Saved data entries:
— Start —
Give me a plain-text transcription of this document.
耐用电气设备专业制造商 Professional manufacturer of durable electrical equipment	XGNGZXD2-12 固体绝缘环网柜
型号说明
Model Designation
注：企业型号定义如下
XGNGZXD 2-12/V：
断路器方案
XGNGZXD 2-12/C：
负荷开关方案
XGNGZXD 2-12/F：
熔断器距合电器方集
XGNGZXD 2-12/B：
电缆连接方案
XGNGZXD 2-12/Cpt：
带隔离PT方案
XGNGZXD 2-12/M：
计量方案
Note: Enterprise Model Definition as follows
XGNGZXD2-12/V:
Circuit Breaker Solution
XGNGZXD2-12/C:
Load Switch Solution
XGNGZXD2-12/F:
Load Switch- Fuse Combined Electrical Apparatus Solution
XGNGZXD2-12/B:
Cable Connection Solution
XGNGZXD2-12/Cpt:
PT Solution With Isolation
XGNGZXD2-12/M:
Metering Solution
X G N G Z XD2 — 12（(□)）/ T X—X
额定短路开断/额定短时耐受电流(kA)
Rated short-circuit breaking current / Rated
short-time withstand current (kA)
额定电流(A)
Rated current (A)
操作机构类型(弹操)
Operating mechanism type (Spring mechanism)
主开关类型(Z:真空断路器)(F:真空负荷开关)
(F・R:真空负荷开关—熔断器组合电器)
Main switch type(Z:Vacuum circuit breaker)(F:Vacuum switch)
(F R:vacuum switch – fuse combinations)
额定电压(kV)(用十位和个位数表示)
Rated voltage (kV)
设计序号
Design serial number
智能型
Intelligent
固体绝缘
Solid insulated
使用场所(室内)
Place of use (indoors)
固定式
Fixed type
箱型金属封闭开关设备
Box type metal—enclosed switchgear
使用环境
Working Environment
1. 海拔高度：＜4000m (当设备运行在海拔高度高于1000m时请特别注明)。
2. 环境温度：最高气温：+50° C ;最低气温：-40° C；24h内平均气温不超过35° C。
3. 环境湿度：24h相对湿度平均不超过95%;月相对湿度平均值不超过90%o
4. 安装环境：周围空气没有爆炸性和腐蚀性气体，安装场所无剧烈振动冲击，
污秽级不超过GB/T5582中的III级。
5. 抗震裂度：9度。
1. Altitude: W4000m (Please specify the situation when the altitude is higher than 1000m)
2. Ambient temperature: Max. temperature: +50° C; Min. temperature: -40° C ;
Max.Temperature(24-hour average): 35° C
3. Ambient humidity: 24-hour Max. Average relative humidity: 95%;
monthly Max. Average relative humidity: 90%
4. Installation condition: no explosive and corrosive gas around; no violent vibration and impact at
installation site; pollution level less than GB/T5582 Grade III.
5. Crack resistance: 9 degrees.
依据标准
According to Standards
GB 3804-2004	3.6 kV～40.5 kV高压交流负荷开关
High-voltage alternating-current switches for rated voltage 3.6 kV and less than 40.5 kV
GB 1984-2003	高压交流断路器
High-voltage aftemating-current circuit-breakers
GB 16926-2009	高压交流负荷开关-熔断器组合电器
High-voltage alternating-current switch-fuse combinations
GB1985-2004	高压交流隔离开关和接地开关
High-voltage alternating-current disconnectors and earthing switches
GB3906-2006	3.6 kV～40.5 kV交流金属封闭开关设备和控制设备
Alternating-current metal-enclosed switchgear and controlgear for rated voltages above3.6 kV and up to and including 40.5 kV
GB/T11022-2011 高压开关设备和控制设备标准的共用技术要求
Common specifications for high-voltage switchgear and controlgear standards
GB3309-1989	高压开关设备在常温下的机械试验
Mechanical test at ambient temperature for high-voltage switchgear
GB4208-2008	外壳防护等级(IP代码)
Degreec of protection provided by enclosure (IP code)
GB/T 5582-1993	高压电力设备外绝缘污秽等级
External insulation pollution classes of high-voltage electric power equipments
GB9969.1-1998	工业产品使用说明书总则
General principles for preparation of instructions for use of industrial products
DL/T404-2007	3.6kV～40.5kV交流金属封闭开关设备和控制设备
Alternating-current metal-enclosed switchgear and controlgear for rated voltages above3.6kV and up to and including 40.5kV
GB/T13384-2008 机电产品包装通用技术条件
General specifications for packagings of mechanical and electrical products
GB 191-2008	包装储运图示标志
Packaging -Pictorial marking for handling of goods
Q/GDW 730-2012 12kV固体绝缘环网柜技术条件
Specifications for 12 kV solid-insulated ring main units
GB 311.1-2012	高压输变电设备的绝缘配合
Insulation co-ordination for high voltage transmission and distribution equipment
— End —
--- Problem statement ---
Report only how many lines in the listing contain the string "pollution".

--- Exercise response ---
2